**The data:**

* Begin *

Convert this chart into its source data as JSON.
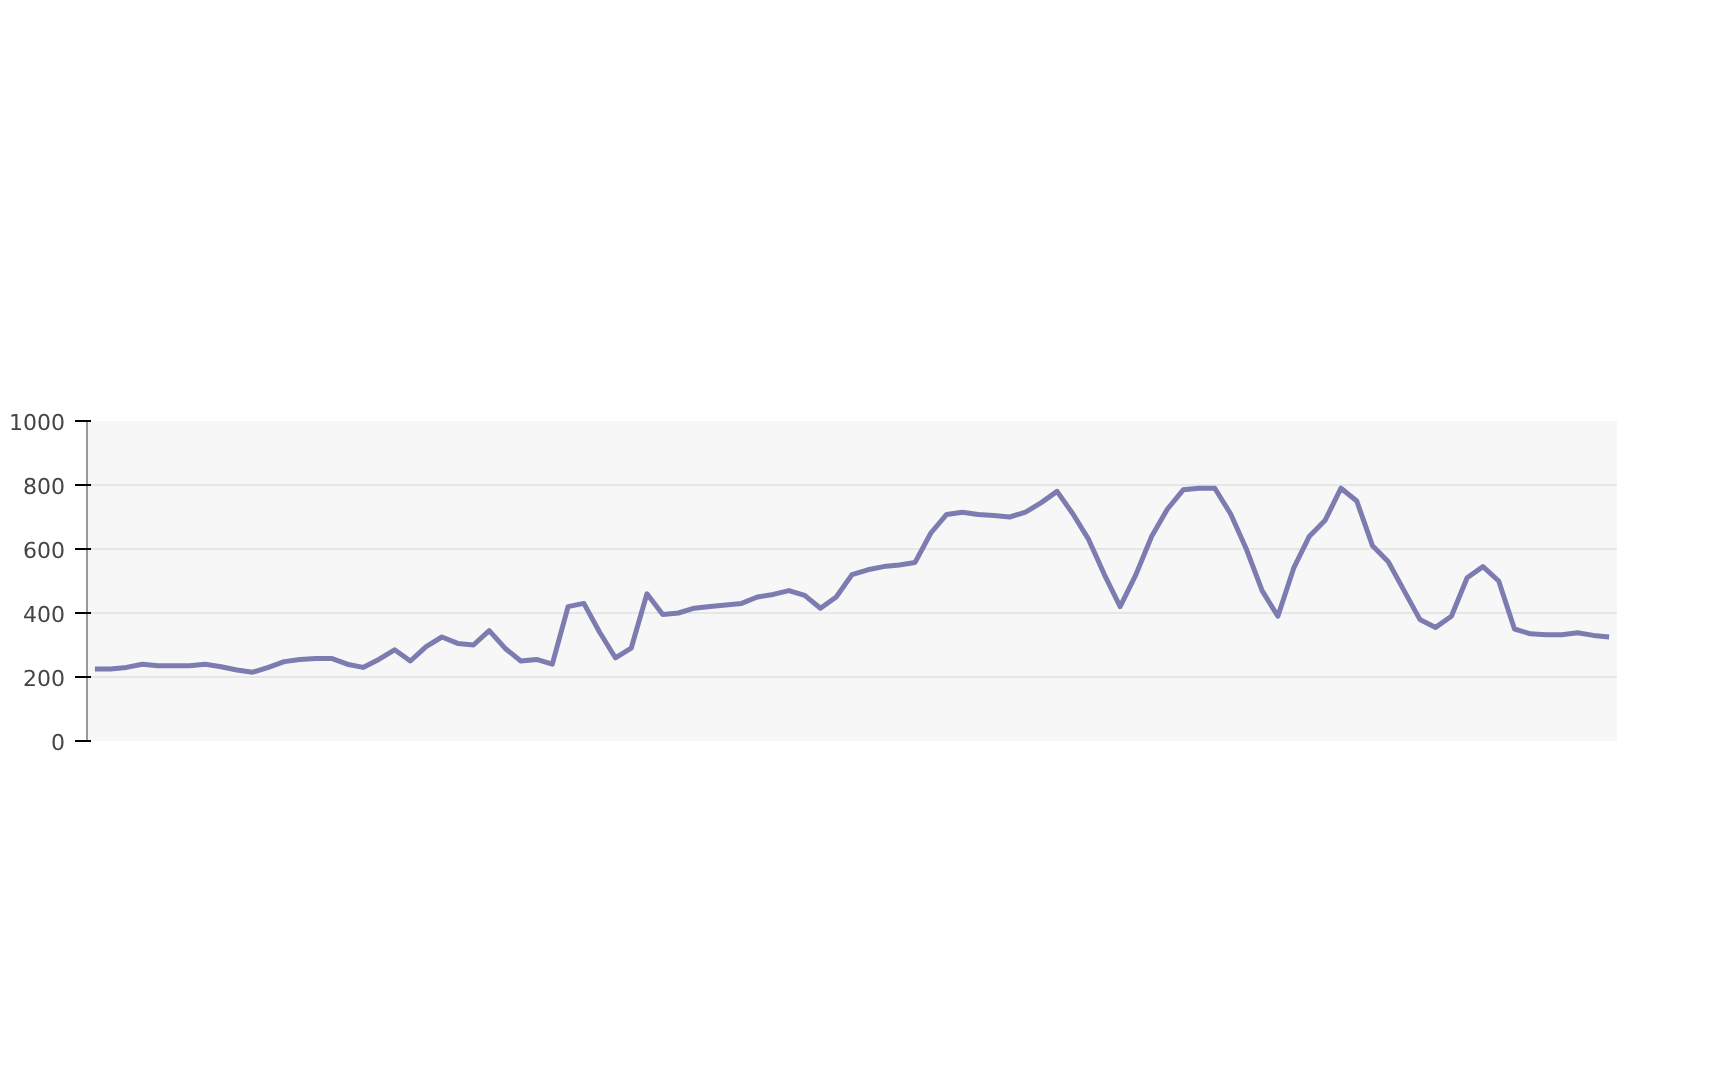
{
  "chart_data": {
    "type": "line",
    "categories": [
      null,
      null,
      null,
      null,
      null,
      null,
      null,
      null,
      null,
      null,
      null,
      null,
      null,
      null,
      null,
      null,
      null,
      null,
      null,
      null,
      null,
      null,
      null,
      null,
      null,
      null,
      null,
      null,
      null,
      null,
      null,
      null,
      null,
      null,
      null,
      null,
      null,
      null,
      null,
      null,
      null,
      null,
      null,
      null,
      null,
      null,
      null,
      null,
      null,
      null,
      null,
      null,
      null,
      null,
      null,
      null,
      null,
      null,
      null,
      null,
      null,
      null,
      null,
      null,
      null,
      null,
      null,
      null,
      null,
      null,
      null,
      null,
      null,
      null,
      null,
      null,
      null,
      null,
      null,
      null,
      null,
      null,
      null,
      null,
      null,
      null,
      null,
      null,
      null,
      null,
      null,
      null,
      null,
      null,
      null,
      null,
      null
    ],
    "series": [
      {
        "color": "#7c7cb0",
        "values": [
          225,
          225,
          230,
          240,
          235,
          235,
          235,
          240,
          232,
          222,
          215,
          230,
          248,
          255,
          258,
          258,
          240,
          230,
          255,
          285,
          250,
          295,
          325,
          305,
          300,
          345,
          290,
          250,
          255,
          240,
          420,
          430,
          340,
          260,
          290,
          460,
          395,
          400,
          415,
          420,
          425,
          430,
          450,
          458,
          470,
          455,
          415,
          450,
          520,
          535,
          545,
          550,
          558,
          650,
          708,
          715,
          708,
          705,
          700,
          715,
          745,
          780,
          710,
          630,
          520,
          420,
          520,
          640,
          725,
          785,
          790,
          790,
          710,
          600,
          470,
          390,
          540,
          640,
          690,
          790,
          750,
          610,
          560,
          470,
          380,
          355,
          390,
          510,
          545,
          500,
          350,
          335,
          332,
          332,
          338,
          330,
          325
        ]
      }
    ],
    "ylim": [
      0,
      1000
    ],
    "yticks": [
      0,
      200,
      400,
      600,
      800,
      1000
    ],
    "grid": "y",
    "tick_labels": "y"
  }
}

* End *

**What you will do:**
Make an exact reproduction of the listing above, without any pictures.

**Reply:**
Convert this chart into its source data as JSON.
{
  "chart_data": {
    "type": "line",
    "categories": [
      null,
      null,
      null,
      null,
      null,
      null,
      null,
      null,
      null,
      null,
      null,
      null,
      null,
      null,
      null,
      null,
      null,
      null,
      null,
      null,
      null,
      null,
      null,
      null,
      null,
      null,
      null,
      null,
      null,
      null,
      null,
      null,
      null,
      null,
      null,
      null,
      null,
      null,
      null,
      null,
      null,
      null,
      null,
      null,
      null,
      null,
      null,
      null,
      null,
      null,
      null,
      null,
      null,
      null,
      null,
      null,
      null,
      null,
      null,
      null,
      null,
      null,
      null,
      null,
      null,
      null,
      null,
      null,
      null,
      null,
      null,
      null,
      null,
      null,
      null,
      null,
      null,
      null,
      null,
      null,
      null,
      null,
      null,
      null,
      null,
      null,
      null,
      null,
      null,
      null,
      null,
      null,
      null,
      null,
      null,
      null,
      null
    ],
    "series": [
      {
        "color": "#7c7cb0",
        "values": [
          225,
          225,
          230,
          240,
          235,
          235,
          235,
          240,
          232,
          222,
          215,
          230,
          248,
          255,
          258,
          258,
          240,
          230,
          255,
          285,
          250,
          295,
          325,
          305,
          300,
          345,
          290,
          250,
          255,
          240,
          420,
          430,
          340,
          260,
          290,
          460,
          395,
          400,
          415,
          420,
          425,
          430,
          450,
          458,
          470,
          455,
          415,
          450,
          520,
          535,
          545,
          550,
          558,
          650,
          708,
          715,
          708,
          705,
          700,
          715,
          745,
          780,
          710,
          630,
          520,
          420,
          520,
          640,
          725,
          785,
          790,
          790,
          710,
          600,
          470,
          390,
          540,
          640,
          690,
          790,
          750,
          610,
          560,
          470,
          380,
          355,
          390,
          510,
          545,
          500,
          350,
          335,
          332,
          332,
          338,
          330,
          325
        ]
      }
    ],
    "ylim": [
      0,
      1000
    ],
    "yticks": [
      0,
      200,
      400,
      600,
      800,
      1000
    ],
    "grid": "y",
    "tick_labels": "y"
  }
}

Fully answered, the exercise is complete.